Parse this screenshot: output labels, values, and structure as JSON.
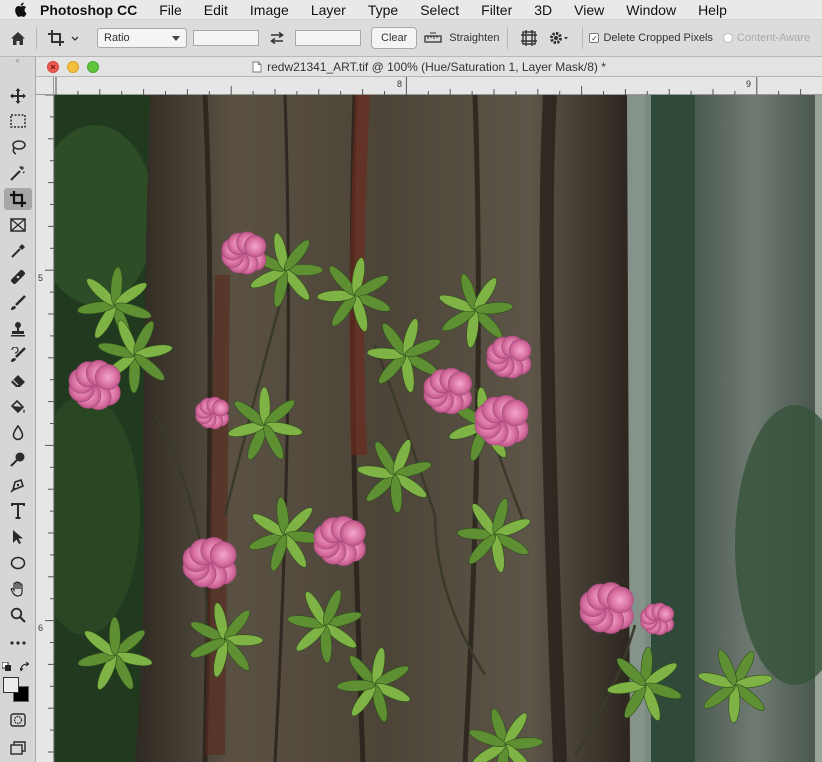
{
  "menubar": {
    "app_name": "Photoshop CC",
    "menus": [
      "File",
      "Edit",
      "Image",
      "Layer",
      "Type",
      "Select",
      "Filter",
      "3D",
      "View",
      "Window",
      "Help"
    ]
  },
  "options": {
    "ratio_value": "Ratio",
    "clear_label": "Clear",
    "straighten_label": "Straighten",
    "delete_cropped_label": "Delete Cropped Pixels",
    "delete_cropped_checked": true,
    "content_aware_label": "Content-Aware"
  },
  "document": {
    "title": "redw21341_ART.tif @ 100% (Hue/Saturation 1, Layer Mask/8) *",
    "ruler_top_labels": [
      "8",
      "9"
    ],
    "ruler_left_labels": [
      "5",
      "6"
    ]
  },
  "colors": {
    "foreground": "#ededed",
    "background": "#000000",
    "accent_flower": "#e07fb3",
    "foliage": "#6fa43a"
  },
  "tools": [
    "move-tool",
    "marquee-tool",
    "lasso-tool",
    "magic-wand-tool",
    "crop-tool",
    "frame-tool",
    "eyedropper-tool",
    "healing-brush-tool",
    "brush-tool",
    "clone-stamp-tool",
    "history-brush-tool",
    "eraser-tool",
    "paint-bucket-tool",
    "blur-tool",
    "dodge-tool",
    "pen-tool",
    "type-tool",
    "path-selection-tool",
    "ellipse-tool",
    "hand-tool",
    "zoom-tool",
    "more-tools"
  ]
}
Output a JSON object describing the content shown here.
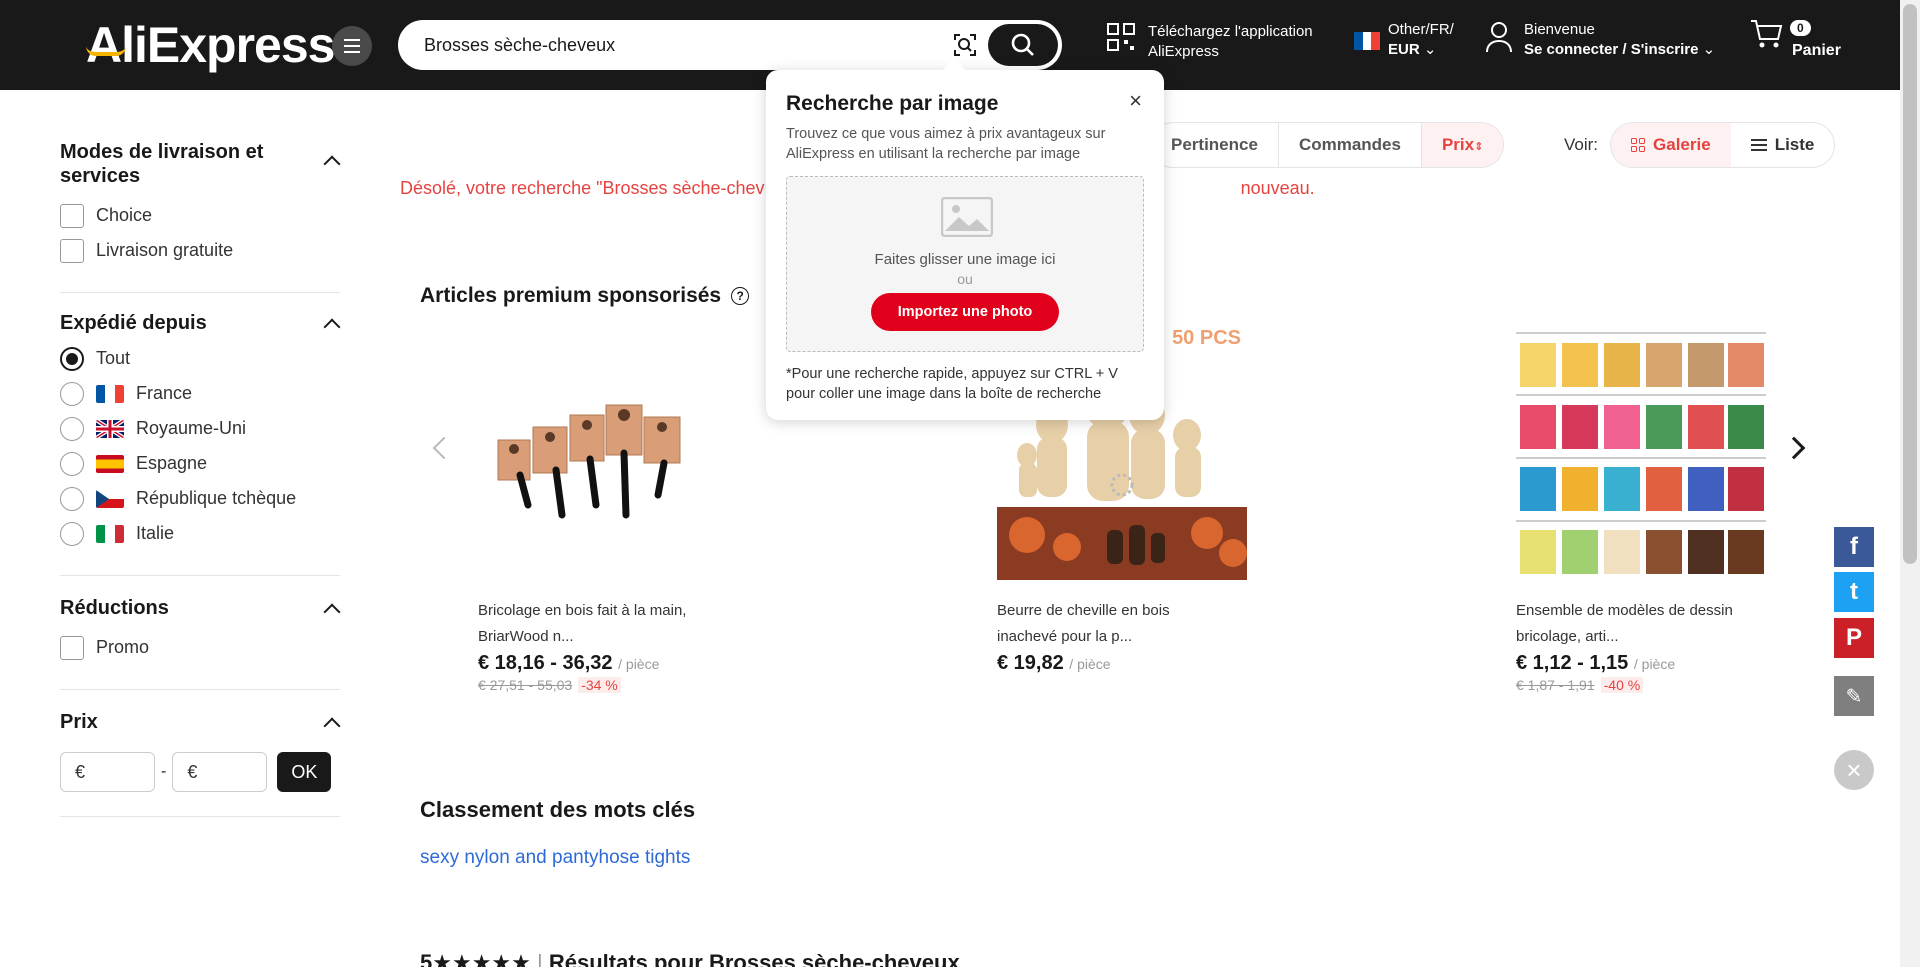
{
  "header": {
    "logo": "AliExpress",
    "search_value": "Brosses sèche-cheveux",
    "app_line1": "Téléchargez l'application",
    "app_line2": "AliExpress",
    "lang_line1": "Other/FR/",
    "lang_line2": "EUR",
    "user_line1": "Bienvenue",
    "user_line2": "Se connecter / S'inscrire",
    "cart_count": "0",
    "cart_label": "Panier"
  },
  "filters": {
    "delivery": {
      "title": "Modes de livraison et services",
      "items": [
        "Choice",
        "Livraison gratuite"
      ]
    },
    "ship_from": {
      "title": "Expédié depuis",
      "selected": "Tout",
      "items": [
        "Tout",
        "France",
        "Royaume-Uni",
        "Espagne",
        "République tchèque",
        "Italie"
      ]
    },
    "discounts": {
      "title": "Réductions",
      "items": [
        "Promo"
      ]
    },
    "price": {
      "title": "Prix",
      "min_placeholder": "€",
      "max_placeholder": "€",
      "separator": "-",
      "ok_label": "OK"
    }
  },
  "sort": {
    "options": [
      "Pertinence",
      "Commandes",
      "Prix"
    ],
    "active": "Prix",
    "view_label": "Voir:",
    "gallery_label": "Galerie",
    "list_label": "Liste"
  },
  "sorry_message": "Désolé, votre recherche \"Brosses sèche-chev",
  "sorry_message_end": "nouveau.",
  "sponsored": {
    "title": "Articles premium sponsorisés",
    "products": [
      {
        "title_line1": "Bricolage en bois fait à la main,",
        "title_line2": "BriarWood n...",
        "price": "€ 18,16 - 36,32",
        "unit": "/ pièce",
        "old_price": "€ 27,51 - 55,03",
        "discount": "-34 %"
      },
      {
        "title_line1": "Beurre de cheville en bois",
        "title_line2": "inachevé pour la p...",
        "price": "€ 19,82",
        "unit": "/ pièce",
        "old_price": "",
        "discount": "",
        "image_badge": "50 PCS"
      },
      {
        "title_line1": "Ensemble de modèles de dessin",
        "title_line2": "bricolage, arti...",
        "price": "€ 1,12 - 1,15",
        "unit": "/ pièce",
        "old_price": "€ 1,87 - 1,91",
        "discount": "-40 %"
      }
    ]
  },
  "keywords": {
    "title": "Classement des mots clés",
    "link": "sexy nylon and pantyhose tights"
  },
  "results_heading": {
    "prefix": "5",
    "text": "Résultats pour Brosses sèche-cheveux"
  },
  "popup": {
    "title": "Recherche par image",
    "close": "×",
    "description": "Trouvez ce que vous aimez à prix avantageux sur AliExpress en utilisant la recherche par image",
    "drop_text": "Faites glisser une image ici",
    "or_text": "ou",
    "upload_label": "Importez une photo",
    "note": "*Pour une recherche rapide, appuyez sur CTRL + V pour coller une image dans la boîte de recherche"
  },
  "social": {
    "facebook": "f",
    "twitter": "t",
    "pinterest": "P",
    "edit": "✎",
    "close": "×"
  },
  "colors": {
    "header_bg": "#191919",
    "accent_red": "#e64340",
    "upload_red": "#e0001b",
    "link_blue": "#2e6ad6",
    "facebook": "#3b5998",
    "twitter": "#1da1f2",
    "pinterest": "#cb2027",
    "edit": "#7f7f7f"
  }
}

Prompt: Each line that holds the string "cheveux" counts once; give the total and nothing else.

Task response: 2